→ **Required work**
Count the lines below that contain the word "this" and give only the number.

→ **Data excerpts**
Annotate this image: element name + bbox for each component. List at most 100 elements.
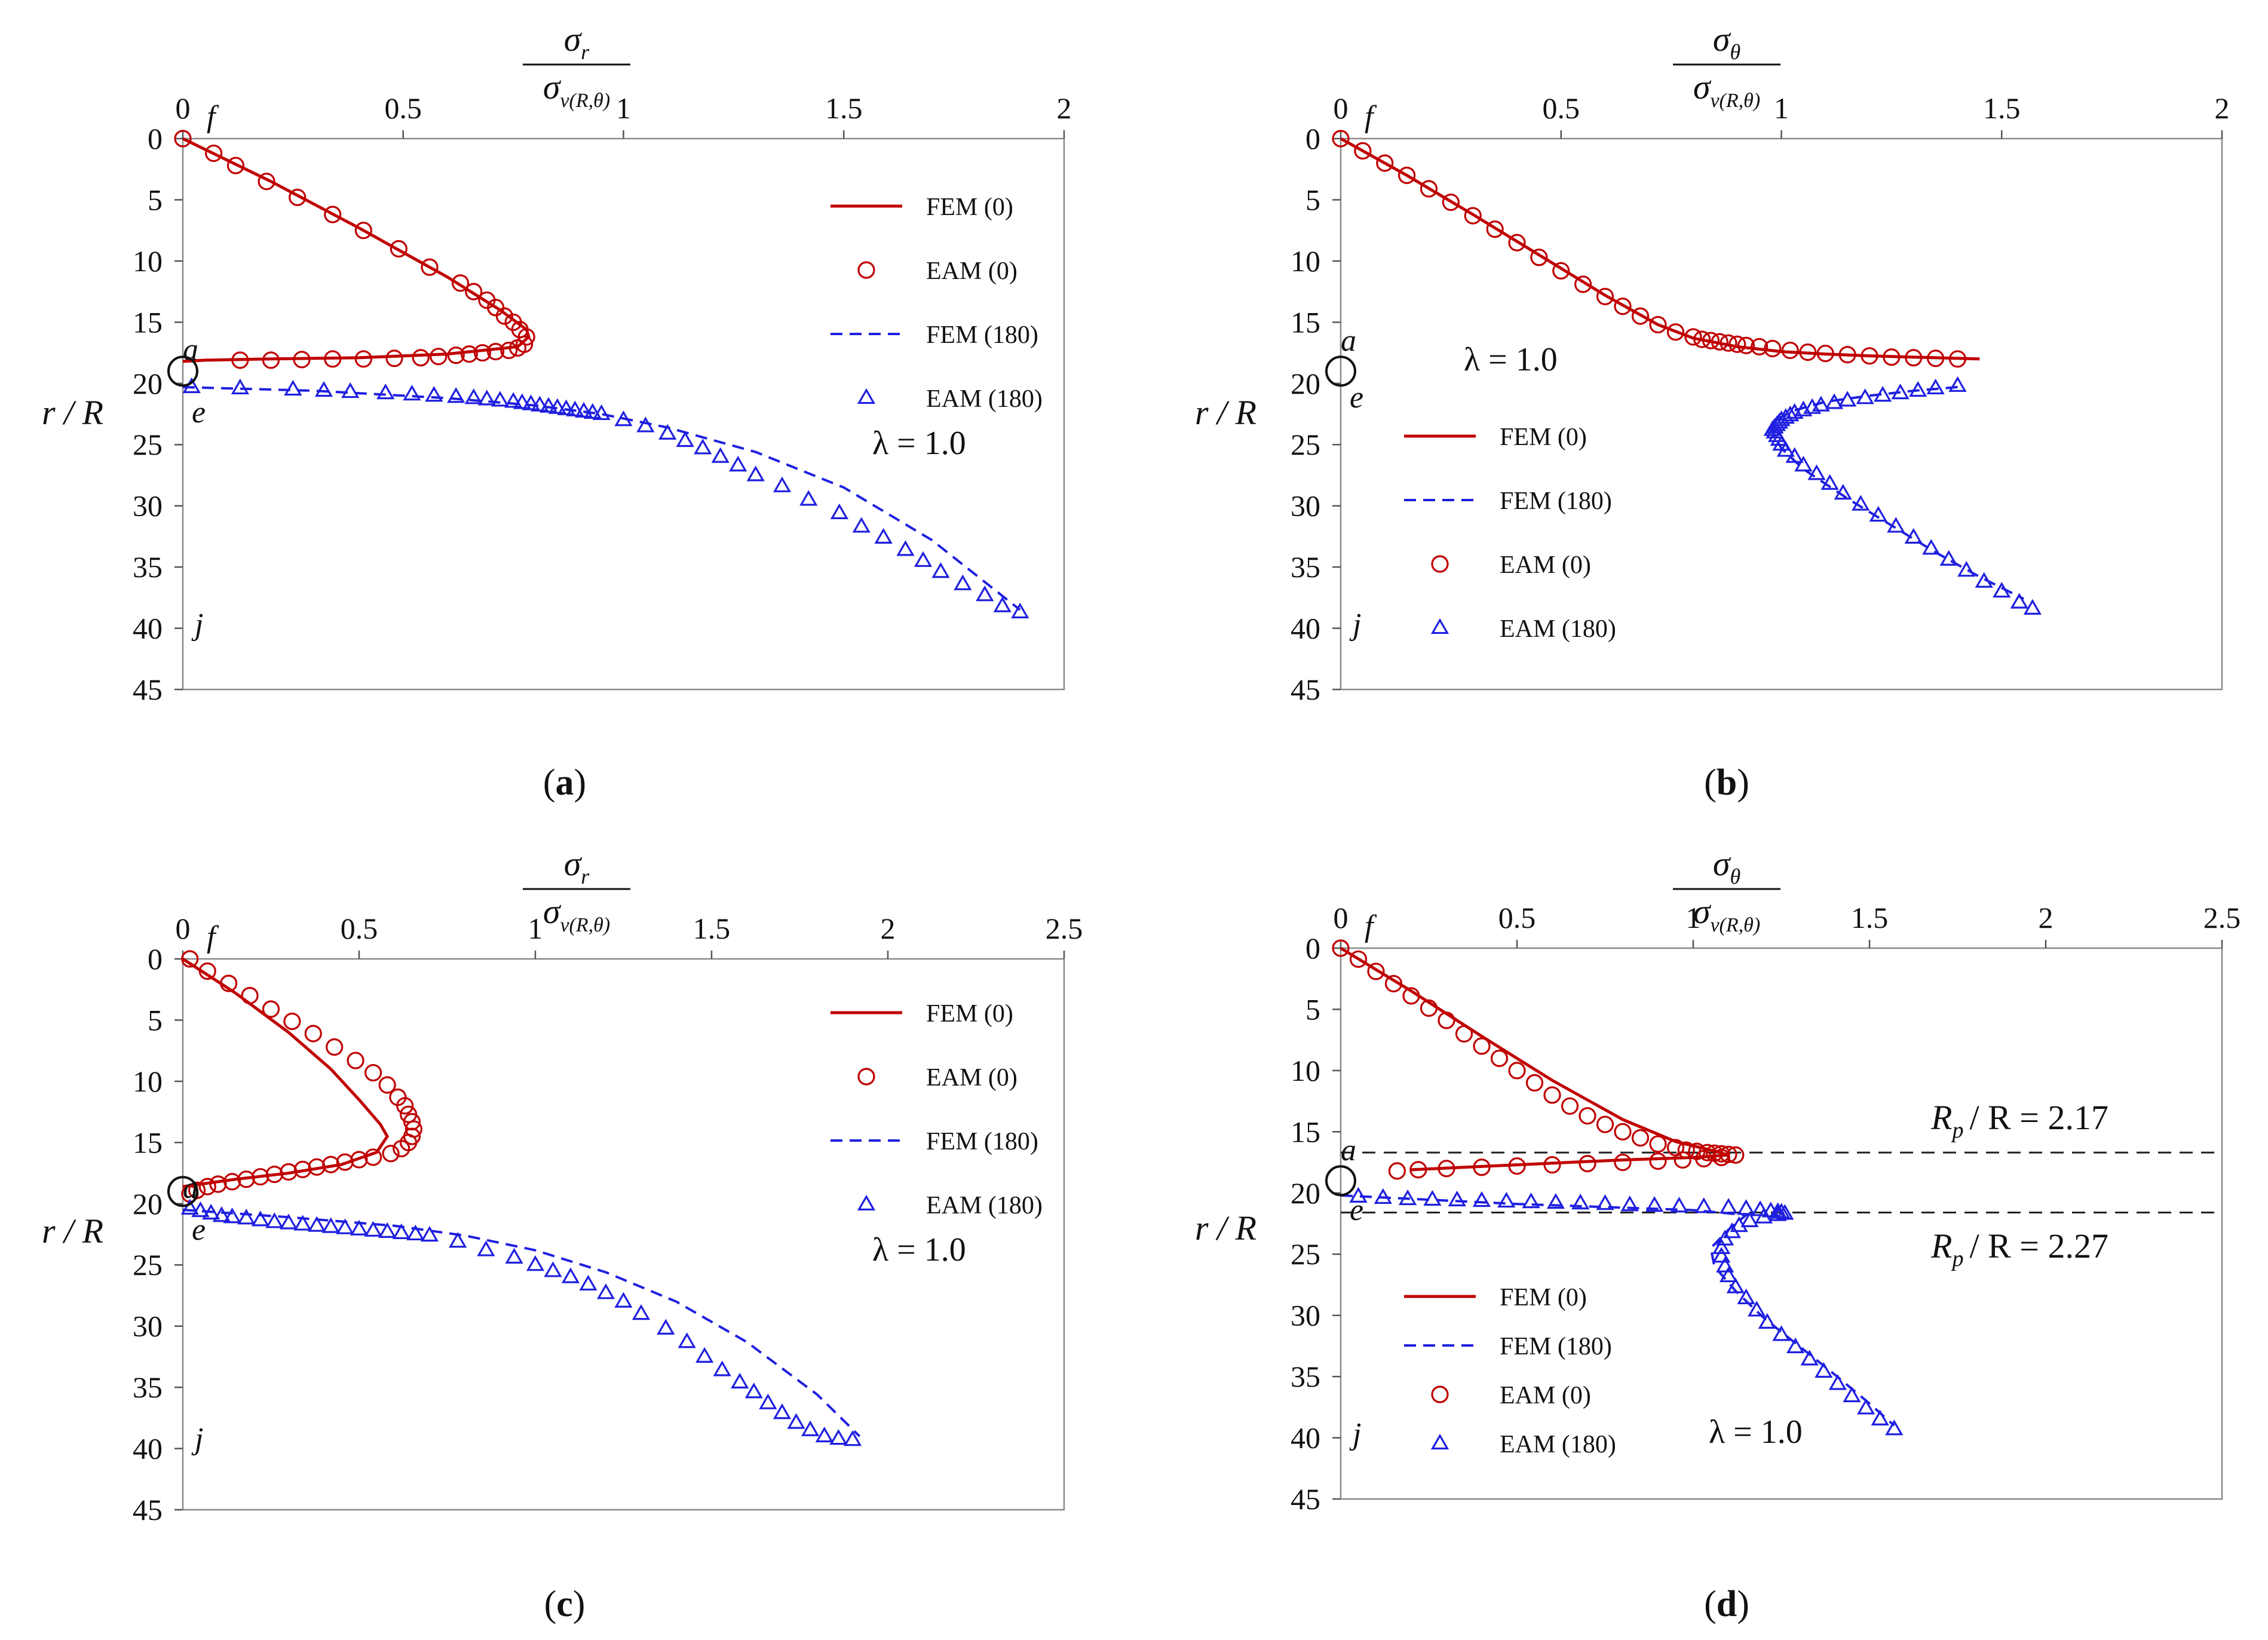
series-line xyxy=(1771,385,2025,600)
series-line xyxy=(1340,1194,1895,1427)
data-point xyxy=(557,399,575,415)
x-tick-label: 1.5 xyxy=(693,912,731,945)
x-title-numerator: σθ xyxy=(1713,20,1740,64)
data-point xyxy=(787,1413,805,1429)
data-point xyxy=(1758,1313,1777,1329)
data-point xyxy=(447,387,465,403)
data-point xyxy=(1843,1386,1861,1402)
data-point xyxy=(1957,561,1976,577)
series-eam-0 xyxy=(174,130,535,369)
data-point xyxy=(1720,334,1737,352)
point-label-j: j xyxy=(1349,608,1361,642)
legend-label: EAM (0) xyxy=(1500,1382,1591,1409)
y-tick-label: 30 xyxy=(133,1310,163,1343)
series-fem-180 xyxy=(182,385,1021,611)
data-point xyxy=(1694,1197,1713,1213)
y-tick-label: 5 xyxy=(148,183,163,216)
series-eam-180 xyxy=(1763,376,2042,615)
data-point xyxy=(1785,447,1804,463)
data-point xyxy=(1614,1153,1632,1172)
data-point xyxy=(1332,130,1350,148)
data-point xyxy=(1543,1086,1561,1104)
y-tick-label: 40 xyxy=(133,1432,163,1466)
x-tick-label: 2 xyxy=(2039,901,2054,934)
y-tick-label: 20 xyxy=(1291,1176,1320,1210)
y-tick-label: 15 xyxy=(133,1126,163,1159)
data-point xyxy=(425,386,443,402)
data-point xyxy=(1384,974,1403,993)
data-point xyxy=(1649,315,1667,334)
y-tick-label: 5 xyxy=(1305,183,1320,216)
legend-label: FEM (180) xyxy=(926,321,1038,349)
data-point xyxy=(773,1403,792,1420)
data-point xyxy=(1579,1155,1596,1173)
x-tick-label: 2 xyxy=(2215,91,2230,125)
data-point xyxy=(237,1209,256,1225)
x-tick-label: 2 xyxy=(881,912,896,945)
point-label-e: e xyxy=(1350,381,1363,415)
data-point xyxy=(1794,455,1813,472)
series-line xyxy=(1340,946,1729,1172)
data-point xyxy=(799,490,818,506)
series-line xyxy=(182,137,531,363)
data-point xyxy=(1852,495,1870,511)
data-point xyxy=(376,383,395,400)
data-point xyxy=(636,416,655,433)
data-point xyxy=(1926,378,1945,395)
data-point xyxy=(220,974,238,992)
data-point xyxy=(1815,1362,1833,1378)
x-tick-label: 0 xyxy=(176,912,191,945)
lambda-label: λ = 1.0 xyxy=(1709,1414,1803,1451)
data-point xyxy=(447,347,465,364)
point-labels: f ae j xyxy=(1325,909,1377,1451)
data-point xyxy=(976,586,994,602)
point-label-a: a xyxy=(1341,1133,1356,1167)
y-tick-label: 0 xyxy=(148,122,163,155)
data-point xyxy=(1781,341,1799,360)
data-point xyxy=(1674,1151,1691,1169)
data-point xyxy=(1571,1193,1590,1210)
y-tick-label: 25 xyxy=(133,428,163,461)
data-point xyxy=(412,349,430,367)
data-point xyxy=(1891,383,1910,400)
data-point xyxy=(198,962,216,980)
series-eam-0 xyxy=(1332,939,1745,1180)
data-point xyxy=(1438,1160,1455,1178)
data-point xyxy=(517,328,535,346)
data-point xyxy=(280,1163,298,1181)
legend: FEM (0) EAM (0) FEM (180) EAM (180) xyxy=(830,194,1043,413)
legend-label: FEM (0) xyxy=(1500,1284,1587,1311)
x-tick-label: 1.5 xyxy=(825,91,863,125)
data-point xyxy=(1816,344,1834,363)
data-point xyxy=(1561,1097,1579,1115)
data-point xyxy=(561,1267,580,1283)
data-point xyxy=(212,1206,231,1222)
data-point xyxy=(209,1175,227,1193)
y-tick-label: 30 xyxy=(1291,1299,1320,1332)
data-point xyxy=(202,1203,220,1220)
data-point xyxy=(931,562,950,578)
data-point xyxy=(491,391,510,407)
boundary-circle xyxy=(167,355,198,387)
data-point xyxy=(744,1382,763,1399)
data-point xyxy=(321,1217,340,1233)
data-point xyxy=(1388,1162,1406,1180)
data-point xyxy=(1737,1199,1755,1215)
lambda-label: λ = 1.0 xyxy=(872,1231,966,1268)
data-point xyxy=(1448,1190,1466,1207)
series-fem-0 xyxy=(1340,137,1980,361)
data-point xyxy=(1614,1123,1632,1141)
data-point xyxy=(241,986,259,1005)
data-point xyxy=(262,1000,280,1018)
data-point xyxy=(223,1207,241,1224)
data-point xyxy=(1508,234,1526,252)
data-point xyxy=(1011,602,1029,618)
y-axis-label: r / R xyxy=(1195,1209,1256,1247)
data-point xyxy=(1596,287,1614,305)
y-tick-label: 35 xyxy=(1291,550,1320,584)
data-point xyxy=(1620,1195,1639,1212)
data-point xyxy=(1442,193,1460,211)
x-title-denominator: σv(R,θ) xyxy=(1693,892,1760,936)
point-label-e: e xyxy=(192,1213,206,1247)
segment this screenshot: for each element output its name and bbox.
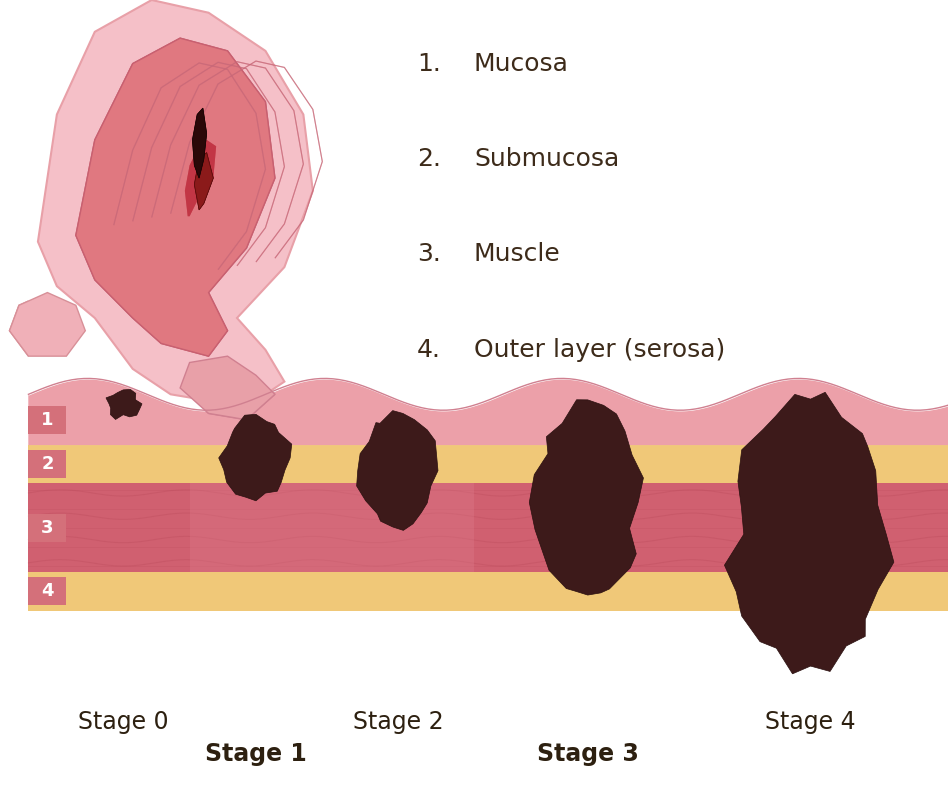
Text: Mucosa: Mucosa bbox=[474, 52, 569, 76]
Text: Submucosa: Submucosa bbox=[474, 147, 619, 171]
Text: 3.: 3. bbox=[417, 242, 441, 266]
Text: 3.: 3. bbox=[417, 242, 441, 266]
Text: 2: 2 bbox=[41, 456, 54, 473]
FancyBboxPatch shape bbox=[28, 450, 66, 479]
Text: 4: 4 bbox=[41, 583, 54, 600]
Polygon shape bbox=[180, 356, 275, 420]
Bar bbox=[28, 572, 948, 611]
Text: Outer layer (serosa): Outer layer (serosa) bbox=[474, 338, 725, 362]
Polygon shape bbox=[356, 411, 438, 530]
Polygon shape bbox=[9, 293, 85, 356]
Text: Stage 4: Stage 4 bbox=[765, 710, 856, 734]
Text: 4: 4 bbox=[41, 583, 54, 600]
Text: 1: 1 bbox=[41, 411, 54, 429]
Text: 4.: 4. bbox=[417, 338, 441, 362]
Text: 1: 1 bbox=[41, 411, 54, 429]
Polygon shape bbox=[185, 140, 216, 216]
FancyBboxPatch shape bbox=[28, 514, 66, 542]
Text: 1.: 1. bbox=[417, 52, 441, 76]
Polygon shape bbox=[9, 293, 85, 356]
Text: Submucosa: Submucosa bbox=[474, 147, 619, 171]
FancyBboxPatch shape bbox=[28, 405, 66, 434]
Polygon shape bbox=[28, 378, 948, 445]
Polygon shape bbox=[185, 140, 216, 216]
Bar bbox=[28, 445, 948, 483]
Text: Stage 0: Stage 0 bbox=[78, 710, 169, 734]
Polygon shape bbox=[219, 414, 292, 501]
Polygon shape bbox=[38, 0, 313, 407]
Bar bbox=[28, 611, 948, 642]
Polygon shape bbox=[38, 0, 313, 407]
Text: 3: 3 bbox=[41, 519, 54, 537]
Polygon shape bbox=[76, 38, 275, 356]
Text: 3: 3 bbox=[41, 519, 54, 537]
FancyBboxPatch shape bbox=[28, 450, 66, 479]
Text: Stage 3: Stage 3 bbox=[537, 742, 639, 766]
Text: 4.: 4. bbox=[417, 338, 441, 362]
Polygon shape bbox=[724, 392, 894, 674]
Polygon shape bbox=[194, 153, 213, 210]
Polygon shape bbox=[106, 390, 142, 420]
Text: 2: 2 bbox=[41, 456, 54, 473]
Polygon shape bbox=[194, 153, 213, 210]
Bar bbox=[28, 483, 948, 572]
FancyBboxPatch shape bbox=[28, 405, 66, 434]
Text: Mucosa: Mucosa bbox=[474, 52, 569, 76]
Text: Stage 1: Stage 1 bbox=[205, 742, 307, 766]
Polygon shape bbox=[190, 483, 474, 572]
FancyBboxPatch shape bbox=[28, 577, 66, 606]
Polygon shape bbox=[529, 400, 644, 595]
Polygon shape bbox=[76, 38, 275, 356]
Text: 1.: 1. bbox=[417, 52, 441, 76]
Polygon shape bbox=[192, 108, 207, 178]
Polygon shape bbox=[28, 378, 948, 445]
Polygon shape bbox=[180, 356, 275, 420]
Text: Muscle: Muscle bbox=[474, 242, 561, 266]
Text: Stage 2: Stage 2 bbox=[353, 710, 444, 734]
Polygon shape bbox=[192, 108, 207, 178]
Text: Outer layer (serosa): Outer layer (serosa) bbox=[474, 338, 725, 362]
Text: 2.: 2. bbox=[417, 147, 441, 171]
FancyBboxPatch shape bbox=[28, 577, 66, 606]
Text: 2.: 2. bbox=[417, 147, 441, 171]
Text: Muscle: Muscle bbox=[474, 242, 561, 266]
FancyBboxPatch shape bbox=[28, 514, 66, 542]
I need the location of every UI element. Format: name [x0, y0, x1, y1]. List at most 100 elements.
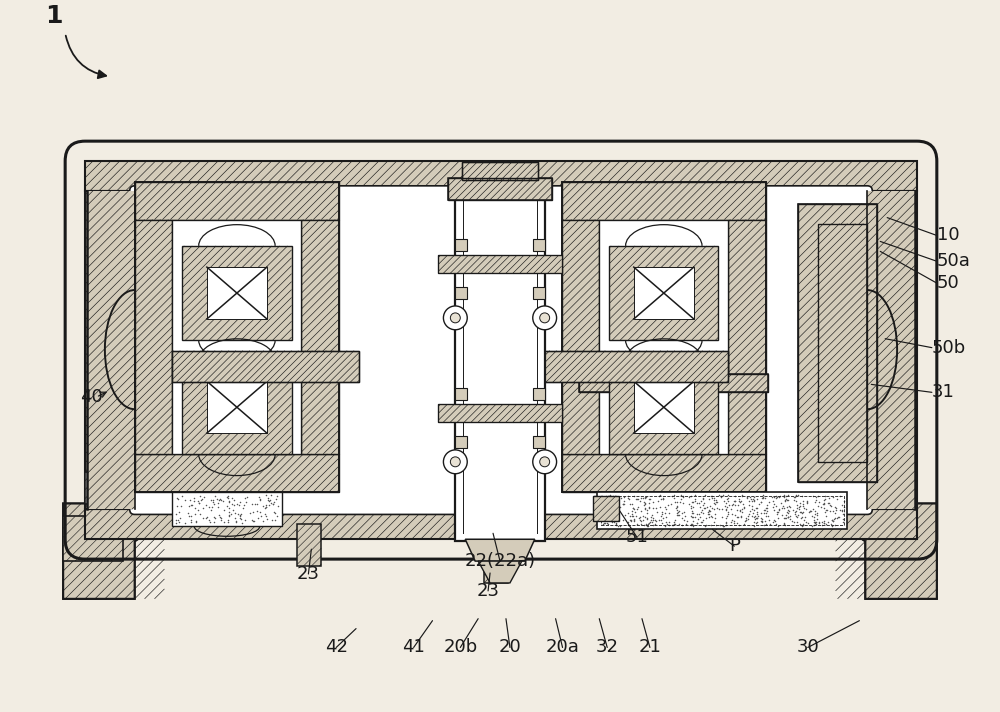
- Point: [822, 505, 838, 516]
- Point: [260, 492, 276, 503]
- Point: [695, 508, 711, 519]
- Point: [760, 511, 776, 522]
- Point: [698, 512, 714, 523]
- Point: [719, 501, 735, 513]
- Point: [601, 498, 617, 510]
- Point: [718, 520, 734, 531]
- Point: [186, 496, 202, 507]
- Point: [701, 512, 717, 523]
- Point: [836, 496, 852, 507]
- Point: [744, 500, 760, 511]
- Point: [620, 491, 636, 502]
- Point: [781, 506, 797, 517]
- Point: [228, 515, 244, 527]
- Point: [599, 493, 615, 504]
- Point: [609, 496, 625, 507]
- Bar: [135, 182, 339, 491]
- Point: [183, 516, 199, 528]
- Point: [183, 514, 199, 525]
- Point: [794, 520, 810, 532]
- Point: [732, 504, 748, 515]
- Point: [237, 492, 253, 503]
- Point: [726, 496, 742, 507]
- Point: [249, 505, 265, 516]
- Point: [692, 511, 708, 522]
- Point: [737, 515, 753, 527]
- Point: [598, 491, 614, 502]
- Point: [745, 493, 761, 505]
- Point: [724, 499, 740, 511]
- Bar: [172, 350, 359, 382]
- Point: [247, 498, 263, 510]
- Point: [725, 498, 741, 510]
- Point: [638, 518, 654, 530]
- Point: [817, 493, 833, 505]
- Point: [653, 493, 669, 505]
- Point: [600, 504, 616, 515]
- Point: [787, 509, 803, 520]
- Text: 20a: 20a: [546, 639, 579, 656]
- Point: [683, 501, 699, 512]
- Point: [770, 520, 786, 532]
- Point: [798, 516, 814, 528]
- Point: [647, 518, 663, 530]
- Point: [649, 506, 665, 517]
- Point: [616, 498, 632, 510]
- Point: [689, 517, 705, 528]
- Point: [209, 493, 225, 504]
- Point: [168, 508, 184, 520]
- Point: [746, 495, 762, 506]
- Point: [818, 504, 834, 515]
- Point: [593, 501, 609, 512]
- Text: 20: 20: [499, 639, 521, 656]
- Point: [776, 503, 792, 514]
- Point: [701, 493, 717, 505]
- Point: [621, 493, 637, 504]
- Point: [174, 491, 190, 502]
- Point: [639, 505, 655, 516]
- Point: [643, 514, 659, 525]
- Point: [744, 503, 760, 515]
- Point: [742, 491, 758, 502]
- Point: [739, 491, 755, 503]
- Point: [720, 508, 736, 520]
- Point: [719, 511, 735, 522]
- Point: [741, 499, 757, 511]
- Point: [652, 501, 668, 512]
- Point: [684, 496, 700, 508]
- Point: [829, 512, 845, 523]
- Point: [608, 518, 624, 529]
- Point: [623, 514, 639, 525]
- Point: [778, 510, 794, 521]
- Bar: [542, 350, 728, 382]
- Point: [830, 512, 846, 523]
- Point: [820, 516, 836, 528]
- Point: [792, 497, 808, 508]
- Circle shape: [450, 457, 460, 467]
- Point: [829, 493, 845, 505]
- Point: [602, 511, 618, 522]
- Point: [659, 518, 675, 530]
- Point: [221, 496, 237, 507]
- Point: [778, 493, 794, 505]
- Point: [766, 498, 782, 509]
- Bar: [609, 246, 718, 340]
- Point: [803, 506, 819, 517]
- Point: [779, 507, 795, 518]
- Point: [220, 516, 236, 528]
- Point: [800, 518, 816, 529]
- Point: [755, 491, 771, 503]
- Bar: [579, 375, 768, 392]
- Point: [703, 491, 719, 502]
- Point: [259, 513, 275, 525]
- Point: [602, 491, 618, 503]
- Point: [727, 495, 743, 506]
- Bar: [542, 350, 728, 382]
- Point: [746, 491, 762, 503]
- Point: [712, 519, 728, 530]
- Bar: [85, 161, 917, 191]
- Point: [764, 491, 780, 503]
- Point: [707, 512, 723, 523]
- Point: [226, 494, 242, 506]
- Point: [169, 493, 185, 504]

→ **Finished answer**
2